Your task is to transcribe all the entries exactly, excluding pictures.

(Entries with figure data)
..............................

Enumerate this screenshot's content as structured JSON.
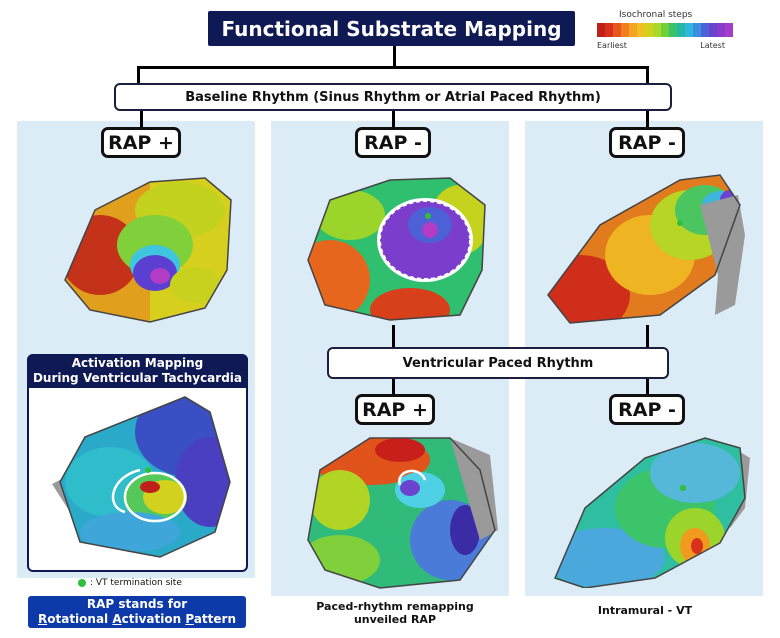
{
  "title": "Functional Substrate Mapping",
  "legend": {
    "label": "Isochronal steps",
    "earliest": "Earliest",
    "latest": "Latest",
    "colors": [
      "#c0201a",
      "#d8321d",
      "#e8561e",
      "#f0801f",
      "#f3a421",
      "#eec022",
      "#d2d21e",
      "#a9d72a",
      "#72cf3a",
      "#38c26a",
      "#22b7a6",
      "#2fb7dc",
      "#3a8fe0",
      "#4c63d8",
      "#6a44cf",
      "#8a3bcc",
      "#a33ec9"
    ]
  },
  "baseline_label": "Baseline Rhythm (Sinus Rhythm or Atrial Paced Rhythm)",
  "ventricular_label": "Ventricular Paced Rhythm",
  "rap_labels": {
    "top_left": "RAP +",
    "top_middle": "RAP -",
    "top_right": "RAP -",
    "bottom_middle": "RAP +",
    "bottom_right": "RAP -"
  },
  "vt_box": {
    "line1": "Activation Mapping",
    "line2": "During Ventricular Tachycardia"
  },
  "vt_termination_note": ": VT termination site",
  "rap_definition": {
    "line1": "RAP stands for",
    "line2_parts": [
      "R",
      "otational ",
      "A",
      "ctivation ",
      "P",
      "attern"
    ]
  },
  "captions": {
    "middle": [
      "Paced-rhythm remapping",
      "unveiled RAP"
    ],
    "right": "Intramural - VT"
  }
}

..............................

## TASK ANSWER
Enumerate this screenshot's content as structured JSON.
{
  "title": "Functional Substrate Mapping",
  "legend": {
    "label": "Isochronal steps",
    "earliest": "Earliest",
    "latest": "Latest",
    "colors": [
      "#c0201a",
      "#d8321d",
      "#e8561e",
      "#f0801f",
      "#f3a421",
      "#eec022",
      "#d2d21e",
      "#a9d72a",
      "#72cf3a",
      "#38c26a",
      "#22b7a6",
      "#2fb7dc",
      "#3a8fe0",
      "#4c63d8",
      "#6a44cf",
      "#8a3bcc",
      "#a33ec9"
    ]
  },
  "baseline_label": "Baseline Rhythm (Sinus Rhythm or Atrial Paced Rhythm)",
  "ventricular_label": "Ventricular Paced Rhythm",
  "rap_labels": {
    "top_left": "RAP +",
    "top_middle": "RAP -",
    "top_right": "RAP -",
    "bottom_middle": "RAP +",
    "bottom_right": "RAP -"
  },
  "vt_box": {
    "line1": "Activation Mapping",
    "line2": "During Ventricular Tachycardia"
  },
  "vt_termination_note": ": VT termination site",
  "rap_definition": {
    "line1": "RAP stands for",
    "line2_parts": [
      "R",
      "otational ",
      "A",
      "ctivation ",
      "P",
      "attern"
    ]
  },
  "captions": {
    "middle": [
      "Paced-rhythm remapping",
      "unveiled RAP"
    ],
    "right": "Intramural - VT"
  }
}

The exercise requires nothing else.